Please count the lines in the data below that mention the word "renal", then give only the total.
━━━ Supplied records
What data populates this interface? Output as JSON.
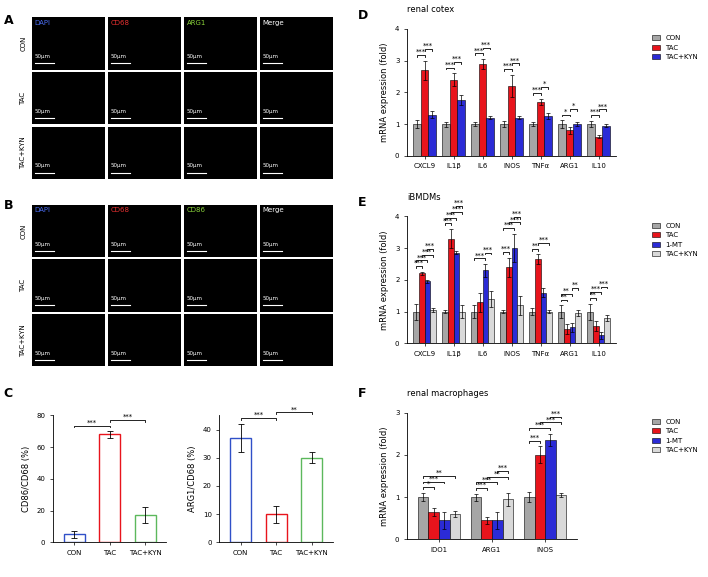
{
  "image_panels": [
    {
      "panel": "A",
      "rows": [
        "CON",
        "TAC",
        "TAC+KYN"
      ],
      "columns": [
        {
          "label": "DAPI",
          "color": "#4a6cf0"
        },
        {
          "label": "CD68",
          "color": "#e83030"
        },
        {
          "label": "ARG1",
          "color": "#8ad43a"
        },
        {
          "label": "Merge",
          "color": "#ffffff"
        }
      ],
      "scale_bar": "50μm"
    },
    {
      "panel": "B",
      "rows": [
        "CON",
        "TAC",
        "TAC+KYN"
      ],
      "columns": [
        {
          "label": "DAPI",
          "color": "#4a6cf0"
        },
        {
          "label": "CD68",
          "color": "#e83030"
        },
        {
          "label": "CD86",
          "color": "#8ad43a"
        },
        {
          "label": "Merge",
          "color": "#ffffff"
        }
      ],
      "scale_bar": "50μm"
    }
  ],
  "chart_data": [
    {
      "panel": "C",
      "type": "bar",
      "ylabel": "CD86/CD68 (%)",
      "categories": [
        "CON",
        "TAC",
        "TAC+KYN"
      ],
      "values": [
        5,
        68,
        17
      ],
      "errors": [
        2,
        2,
        5
      ],
      "colors": [
        "#3050c8",
        "#e8141c",
        "#5cb85c"
      ],
      "ylim": [
        0,
        80
      ],
      "yticks": [
        0,
        20,
        40,
        60,
        80
      ],
      "significance": [
        {
          "pair": [
            0,
            1
          ],
          "label": "***"
        },
        {
          "pair": [
            1,
            2
          ],
          "label": "***"
        }
      ]
    },
    {
      "type": "bar",
      "ylabel": "ARG1/CD68 (%)",
      "categories": [
        "CON",
        "TAC",
        "TAC+KYN"
      ],
      "values": [
        37,
        10,
        30
      ],
      "errors": [
        5,
        3,
        2
      ],
      "colors": [
        "#3050c8",
        "#e8141c",
        "#5cb85c"
      ],
      "ylim": [
        0,
        45
      ],
      "yticks": [
        0,
        10,
        20,
        30,
        40
      ],
      "significance": [
        {
          "pair": [
            0,
            1
          ],
          "label": "***"
        },
        {
          "pair": [
            1,
            2
          ],
          "label": "**"
        }
      ]
    },
    {
      "panel": "D",
      "type": "bar",
      "title": "renal cotex",
      "ylabel": "mRNA expression (fold)",
      "categories": [
        "CXCL9",
        "IL1β",
        "IL6",
        "INOS",
        "TNFα",
        "ARG1",
        "IL10"
      ],
      "series": [
        {
          "name": "CON",
          "color": "#a6a6a6",
          "values": [
            1.0,
            1.0,
            1.0,
            1.0,
            1.0,
            1.0,
            1.0
          ],
          "errors": [
            0.12,
            0.08,
            0.05,
            0.1,
            0.05,
            0.12,
            0.1
          ]
        },
        {
          "name": "TAC",
          "color": "#e8141c",
          "values": [
            2.7,
            2.4,
            2.9,
            2.2,
            1.7,
            0.8,
            0.6
          ],
          "errors": [
            0.3,
            0.2,
            0.15,
            0.35,
            0.1,
            0.1,
            0.05
          ]
        },
        {
          "name": "TAC+KYN",
          "color": "#2b2bd6",
          "values": [
            1.3,
            1.75,
            1.2,
            1.2,
            1.25,
            1.0,
            0.95
          ],
          "errors": [
            0.1,
            0.15,
            0.05,
            0.05,
            0.1,
            0.05,
            0.05
          ]
        }
      ],
      "ylim": [
        0,
        4
      ],
      "yticks": [
        0,
        1,
        2,
        3,
        4
      ],
      "legend": "upper right",
      "significance": [
        {
          "category": 0,
          "pair": [
            0,
            1
          ],
          "label": "***"
        },
        {
          "category": 0,
          "pair": [
            1,
            2
          ],
          "label": "***"
        },
        {
          "category": 1,
          "pair": [
            0,
            1
          ],
          "label": "***"
        },
        {
          "category": 1,
          "pair": [
            1,
            2
          ],
          "label": "***"
        },
        {
          "category": 2,
          "pair": [
            0,
            1
          ],
          "label": "***"
        },
        {
          "category": 2,
          "pair": [
            1,
            2
          ],
          "label": "***"
        },
        {
          "category": 3,
          "pair": [
            0,
            1
          ],
          "label": "***"
        },
        {
          "category": 3,
          "pair": [
            1,
            2
          ],
          "label": "***"
        },
        {
          "category": 4,
          "pair": [
            0,
            1
          ],
          "label": "***"
        },
        {
          "category": 4,
          "pair": [
            1,
            2
          ],
          "label": "*"
        },
        {
          "category": 5,
          "pair": [
            0,
            1
          ],
          "label": "*"
        },
        {
          "category": 5,
          "pair": [
            1,
            2
          ],
          "label": "*"
        },
        {
          "category": 6,
          "pair": [
            0,
            1
          ],
          "label": "***"
        },
        {
          "category": 6,
          "pair": [
            1,
            2
          ],
          "label": "***"
        }
      ]
    },
    {
      "panel": "E",
      "type": "bar",
      "title": "iBMDMs",
      "ylabel": "mRNA expression (fold)",
      "categories": [
        "CXCL9",
        "IL1β",
        "IL6",
        "INOS",
        "TNFα",
        "ARG1",
        "IL10"
      ],
      "series": [
        {
          "name": "CON",
          "color": "#a6a6a6",
          "values": [
            1.0,
            1.0,
            1.0,
            1.0,
            1.0,
            1.0,
            1.0
          ],
          "errors": [
            0.25,
            0.05,
            0.2,
            0.05,
            0.1,
            0.2,
            0.25
          ]
        },
        {
          "name": "TAC",
          "color": "#e8141c",
          "values": [
            2.2,
            3.3,
            1.3,
            2.4,
            2.65,
            0.45,
            0.55
          ],
          "errors": [
            0.05,
            0.3,
            0.3,
            0.3,
            0.15,
            0.15,
            0.15
          ]
        },
        {
          "name": "1-MT",
          "color": "#2b2bd6",
          "values": [
            1.95,
            2.85,
            2.3,
            3.0,
            1.6,
            0.5,
            0.25
          ],
          "errors": [
            0.05,
            0.05,
            0.2,
            0.45,
            0.15,
            0.15,
            0.1
          ]
        },
        {
          "name": "TAC+KYN",
          "color": "#d9d9d9",
          "values": [
            1.05,
            1.0,
            1.4,
            1.2,
            1.0,
            0.95,
            0.8
          ],
          "errors": [
            0.05,
            0.2,
            0.25,
            0.3,
            0.05,
            0.1,
            0.1
          ]
        }
      ],
      "ylim": [
        0,
        4
      ],
      "yticks": [
        0,
        1,
        2,
        3,
        4
      ],
      "legend": "upper right",
      "significance": [
        {
          "category": 0,
          "pair": [
            0,
            1
          ],
          "label": "***"
        },
        {
          "category": 0,
          "pair": [
            0,
            2
          ],
          "label": "***"
        },
        {
          "category": 0,
          "pair": [
            1,
            3
          ],
          "label": "***"
        },
        {
          "category": 0,
          "pair": [
            2,
            3
          ],
          "label": "***"
        },
        {
          "category": 1,
          "pair": [
            0,
            1
          ],
          "label": "***"
        },
        {
          "category": 1,
          "pair": [
            0,
            2
          ],
          "label": "***"
        },
        {
          "category": 1,
          "pair": [
            1,
            3
          ],
          "label": "***"
        },
        {
          "category": 1,
          "pair": [
            2,
            3
          ],
          "label": "***"
        },
        {
          "category": 2,
          "pair": [
            0,
            2
          ],
          "label": "***"
        },
        {
          "category": 2,
          "pair": [
            2,
            3
          ],
          "label": "***"
        },
        {
          "category": 3,
          "pair": [
            0,
            1
          ],
          "label": "***"
        },
        {
          "category": 3,
          "pair": [
            0,
            2
          ],
          "label": "***"
        },
        {
          "category": 3,
          "pair": [
            1,
            3
          ],
          "label": "***"
        },
        {
          "category": 3,
          "pair": [
            2,
            3
          ],
          "label": "***"
        },
        {
          "category": 4,
          "pair": [
            0,
            1
          ],
          "label": "**"
        },
        {
          "category": 4,
          "pair": [
            1,
            3
          ],
          "label": "***"
        },
        {
          "category": 5,
          "pair": [
            0,
            1
          ],
          "label": "**"
        },
        {
          "category": 5,
          "pair": [
            0,
            2
          ],
          "label": "**"
        },
        {
          "category": 5,
          "pair": [
            2,
            3
          ],
          "label": "**"
        },
        {
          "category": 6,
          "pair": [
            0,
            1
          ],
          "label": "**"
        },
        {
          "category": 6,
          "pair": [
            0,
            2
          ],
          "label": "***"
        },
        {
          "category": 6,
          "pair": [
            2,
            3
          ],
          "label": "***"
        }
      ]
    },
    {
      "panel": "F",
      "type": "bar",
      "title": "renal macrophages",
      "ylabel": "mRNA expression (fold)",
      "categories": [
        "IDO1",
        "ARG1",
        "iNOS"
      ],
      "series": [
        {
          "name": "CON",
          "color": "#a6a6a6",
          "values": [
            1.0,
            1.0,
            1.0
          ],
          "errors": [
            0.1,
            0.08,
            0.12
          ]
        },
        {
          "name": "TAC",
          "color": "#e8141c",
          "values": [
            0.65,
            0.45,
            2.0
          ],
          "errors": [
            0.1,
            0.08,
            0.2
          ]
        },
        {
          "name": "1-MT",
          "color": "#2b2bd6",
          "values": [
            0.45,
            0.45,
            2.35
          ],
          "errors": [
            0.2,
            0.2,
            0.15
          ]
        },
        {
          "name": "TAC+KYN",
          "color": "#d9d9d9",
          "values": [
            0.6,
            0.95,
            1.05
          ],
          "errors": [
            0.08,
            0.15,
            0.05
          ]
        }
      ],
      "ylim": [
        0,
        3
      ],
      "yticks": [
        0,
        1,
        2,
        3
      ],
      "legend": "upper right",
      "significance": [
        {
          "category": 0,
          "pair": [
            0,
            1
          ],
          "label": "*"
        },
        {
          "category": 0,
          "pair": [
            0,
            2
          ],
          "label": "***"
        },
        {
          "category": 0,
          "pair": [
            0,
            3
          ],
          "label": "**"
        },
        {
          "category": 1,
          "pair": [
            0,
            1
          ],
          "label": "***"
        },
        {
          "category": 1,
          "pair": [
            0,
            2
          ],
          "label": "***"
        },
        {
          "category": 1,
          "pair": [
            1,
            3
          ],
          "label": "**"
        },
        {
          "category": 1,
          "pair": [
            2,
            3
          ],
          "label": "***"
        },
        {
          "category": 2,
          "pair": [
            0,
            1
          ],
          "label": "***"
        },
        {
          "category": 2,
          "pair": [
            0,
            2
          ],
          "label": "***"
        },
        {
          "category": 2,
          "pair": [
            1,
            3
          ],
          "label": "***"
        },
        {
          "category": 2,
          "pair": [
            2,
            3
          ],
          "label": "***"
        }
      ]
    }
  ]
}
━━━━━━
The answer: 2